### SHORT TASK 1
From the records, copy out the lines starting at the one that contains "svg-text:GAL11: GAL11 xyxy=(645,202,688,218)" and ending at the one that contains "svg-text:GAL80: GAL80 xyxy=(679,142,723,158)", with both of those lines included and everything kept unchanged.

### SUPPLIED TEXT
= = = =
This moving distance is only one hundredth of atomic diameter. A
very short moving distance for a piston is not attainable. Thus,
current microinjection device cannot achieve a withdraw resolution
of 0.001 pl.
[0007] The invention is related to a precision device that enables
a very fine withdraw resolution (such as 0.001 pl). As a
fundamental device, it can be applied to products that need fine
withdraw resolution.
SUMMARY OF THE INVENTION
[0008] The objective of the invention is to provide a micro pump
device with fine suction and withdraw resolution that attains 0.001
pl or finer.
[0009] Another objective of the invention is to provide a clean and
non-contaminating micro pump device as an organelle withdraw
system.
[0010] The micro pump device that can achieve the above objectives
with fine resolution comprises a structure of chamber with
centrally symmetrical crossection, a syringe compression unit and a
fluid withdraw and discharge unit.
[0011] When the centrally symmetrical chamber (such as circle,
square 9 etc.) is under compression, its area changes slightly.
Refer to FIG. 3 for an example of square 9. When two
non-neighboring angles in a square are under compression, the
square 9 is transformed into a diamond 10. When the moving distance
due to compression compared to the side of the square 9 is
relatively small, the area change due to transformation of the
square 9 into the diamond 10 is about the square of two times of
the moving distance (r-a). The area change for a shape with
symmetrical compression center is the square of the moving distance
(r-a) times a constant. Such a principle can be applied to a
structure of chamber with any centrally symmetrical crossection.
The glass tube in the present invention is one structure of chamber
with centrally symmetrical crossection. Outside the tube, a
piezoelectric actuator is used as the compression tube wall
element. Through the fine control over the piezoelectric actuator
for the moving distance under compression, the objective of fine
fluid withdraw and suction resolution can be achieved.
BRIEF DESCRIPTION OF THE DRAWINGS
[0012] The drawings disclose an illustrative embodiment of the
present invention that serves to exemplify the various advantages
and objects hereof, and are as follows:
[0013] FIG. 1 is an illustration for a micro pump device.
= = = =
### DATA EXCERPTS
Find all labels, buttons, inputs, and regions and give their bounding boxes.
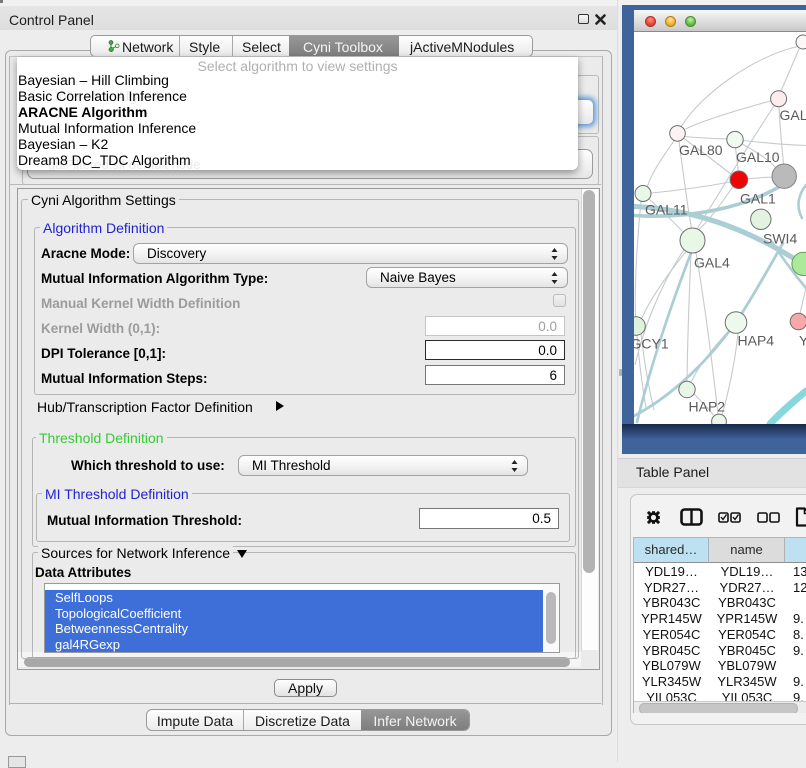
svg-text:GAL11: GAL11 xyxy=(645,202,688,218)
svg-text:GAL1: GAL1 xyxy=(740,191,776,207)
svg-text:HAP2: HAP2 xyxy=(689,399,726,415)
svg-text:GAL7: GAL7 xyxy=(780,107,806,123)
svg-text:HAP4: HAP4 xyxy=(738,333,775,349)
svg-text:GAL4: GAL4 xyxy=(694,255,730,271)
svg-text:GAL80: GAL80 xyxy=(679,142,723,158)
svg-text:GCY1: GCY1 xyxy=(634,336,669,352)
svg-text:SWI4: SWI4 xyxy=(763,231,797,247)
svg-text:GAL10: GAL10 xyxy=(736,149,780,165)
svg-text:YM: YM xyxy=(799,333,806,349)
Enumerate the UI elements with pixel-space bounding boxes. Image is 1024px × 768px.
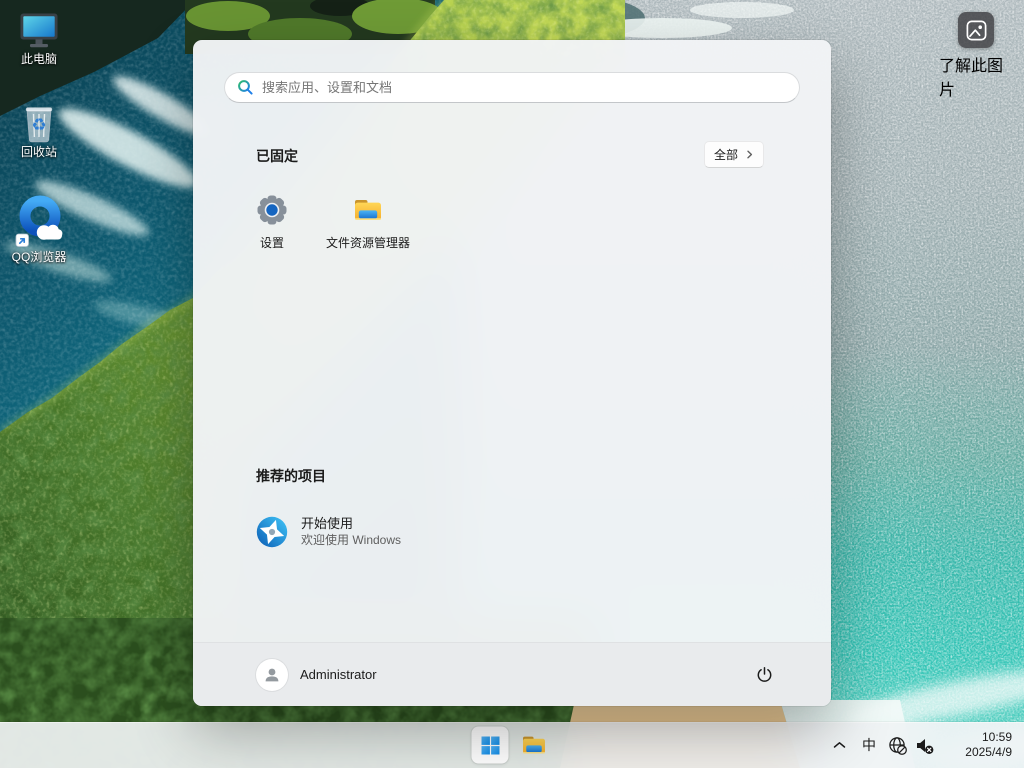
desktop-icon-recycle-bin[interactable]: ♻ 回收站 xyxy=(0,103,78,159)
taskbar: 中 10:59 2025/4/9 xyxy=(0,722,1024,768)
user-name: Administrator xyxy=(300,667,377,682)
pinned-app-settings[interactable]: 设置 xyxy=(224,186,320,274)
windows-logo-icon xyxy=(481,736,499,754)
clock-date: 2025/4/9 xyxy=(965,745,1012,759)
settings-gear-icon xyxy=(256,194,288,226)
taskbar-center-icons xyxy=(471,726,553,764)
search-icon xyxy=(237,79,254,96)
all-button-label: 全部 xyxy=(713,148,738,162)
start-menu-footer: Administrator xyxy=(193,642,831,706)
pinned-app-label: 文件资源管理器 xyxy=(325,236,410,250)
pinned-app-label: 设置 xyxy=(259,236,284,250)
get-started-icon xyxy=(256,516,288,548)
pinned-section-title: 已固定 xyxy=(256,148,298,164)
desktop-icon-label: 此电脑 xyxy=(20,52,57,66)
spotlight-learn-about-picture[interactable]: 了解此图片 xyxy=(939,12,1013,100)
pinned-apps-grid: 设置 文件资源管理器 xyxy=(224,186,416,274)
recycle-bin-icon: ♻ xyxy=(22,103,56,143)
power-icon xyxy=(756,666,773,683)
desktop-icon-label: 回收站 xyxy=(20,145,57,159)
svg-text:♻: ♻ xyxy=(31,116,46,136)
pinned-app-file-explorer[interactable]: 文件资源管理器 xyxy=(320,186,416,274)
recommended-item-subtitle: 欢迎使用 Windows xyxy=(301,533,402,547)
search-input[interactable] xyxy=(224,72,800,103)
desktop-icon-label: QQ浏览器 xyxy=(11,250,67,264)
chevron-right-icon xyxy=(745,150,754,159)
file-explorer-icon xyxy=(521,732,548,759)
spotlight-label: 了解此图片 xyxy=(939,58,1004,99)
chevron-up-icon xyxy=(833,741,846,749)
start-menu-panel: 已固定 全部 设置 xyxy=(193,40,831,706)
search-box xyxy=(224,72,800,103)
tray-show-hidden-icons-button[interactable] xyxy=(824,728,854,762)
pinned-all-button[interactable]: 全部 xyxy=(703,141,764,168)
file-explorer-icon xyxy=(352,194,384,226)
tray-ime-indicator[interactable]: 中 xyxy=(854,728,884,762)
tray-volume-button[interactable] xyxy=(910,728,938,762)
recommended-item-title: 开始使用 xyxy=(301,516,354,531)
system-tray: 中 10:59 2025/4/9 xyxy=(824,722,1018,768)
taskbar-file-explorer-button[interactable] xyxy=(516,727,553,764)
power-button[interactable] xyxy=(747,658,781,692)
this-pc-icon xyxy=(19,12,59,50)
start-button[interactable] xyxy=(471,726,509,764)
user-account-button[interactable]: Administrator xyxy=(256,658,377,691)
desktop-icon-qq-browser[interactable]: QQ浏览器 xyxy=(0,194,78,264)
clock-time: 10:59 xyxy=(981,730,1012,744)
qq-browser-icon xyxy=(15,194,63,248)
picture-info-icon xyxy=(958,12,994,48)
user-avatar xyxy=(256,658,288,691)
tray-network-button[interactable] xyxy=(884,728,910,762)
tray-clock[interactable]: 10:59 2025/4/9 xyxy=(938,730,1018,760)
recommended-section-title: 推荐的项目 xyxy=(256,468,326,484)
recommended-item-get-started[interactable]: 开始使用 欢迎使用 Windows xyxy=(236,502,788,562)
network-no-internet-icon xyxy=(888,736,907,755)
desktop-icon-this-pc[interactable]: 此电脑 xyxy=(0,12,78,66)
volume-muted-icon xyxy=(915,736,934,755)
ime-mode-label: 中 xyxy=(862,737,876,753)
= = = =
### SHORT TASK 2
Pick up the micro pump device text right after its last sentence and keep writing.

### FINAL RESULT 1
svg-text:GAL11: GAL11 xyxy=(645,202,688,218)
svg-text:GAL1: GAL1 xyxy=(740,191,776,207)
svg-text:HAP2: HAP2 xyxy=(689,399,726,415)
svg-text:GAL7: GAL7 xyxy=(780,107,806,123)
svg-text:HAP4: HAP4 xyxy=(738,333,775,349)
svg-text:GAL4: GAL4 xyxy=(694,255,730,271)
svg-text:GAL80: GAL80 xyxy=(679,142,723,158)

### FINAL RESULT 2
[0014] FIG. 2 is an illustration for a structure of chamber and a
syringe compression unit.
[0015] FIG. 3 is the geometric illustration for the area change for
a square.
[0016] FIG. 4 is the geometric illustration for the area change for
a circle.
[0017] FIG. 5 is an illustration for the status of a micro pump in
use.
[0018] FIG. 6 is the geometric illustration for the volume change
for a chamber from a sphere to an ellipsoid.
[0019] FIG. 7a is an illustration for a chamber.
[0020] FIG. 7b is an operational example for a chamber.
[0021] FIG. 8 is the geometric illustration for a small change on a
multifacial pyramid.
DETAILED DESCRIPTION OF THE INVENTION
[0022] Please refer to FIG. 1 for an illustration for a micro pump
device in the present invention, which comprises a fluid withdraw
and discharge unit 1 for control over withdraw and discharge action
of fluid, a micro-needle 2 that has a structure of chamber with
centrally symmetrical crossection and such a micro-needle 2 can be
a bi-axially symmetrical tube with two fluid openings, one
connecting to the exit of the above fluid withdraw and discharge
unit 1, and a syringe compression unit 5 that lies against the
exterior of the above micro-needle 2 and has a support and a
compression tube wall unit 7.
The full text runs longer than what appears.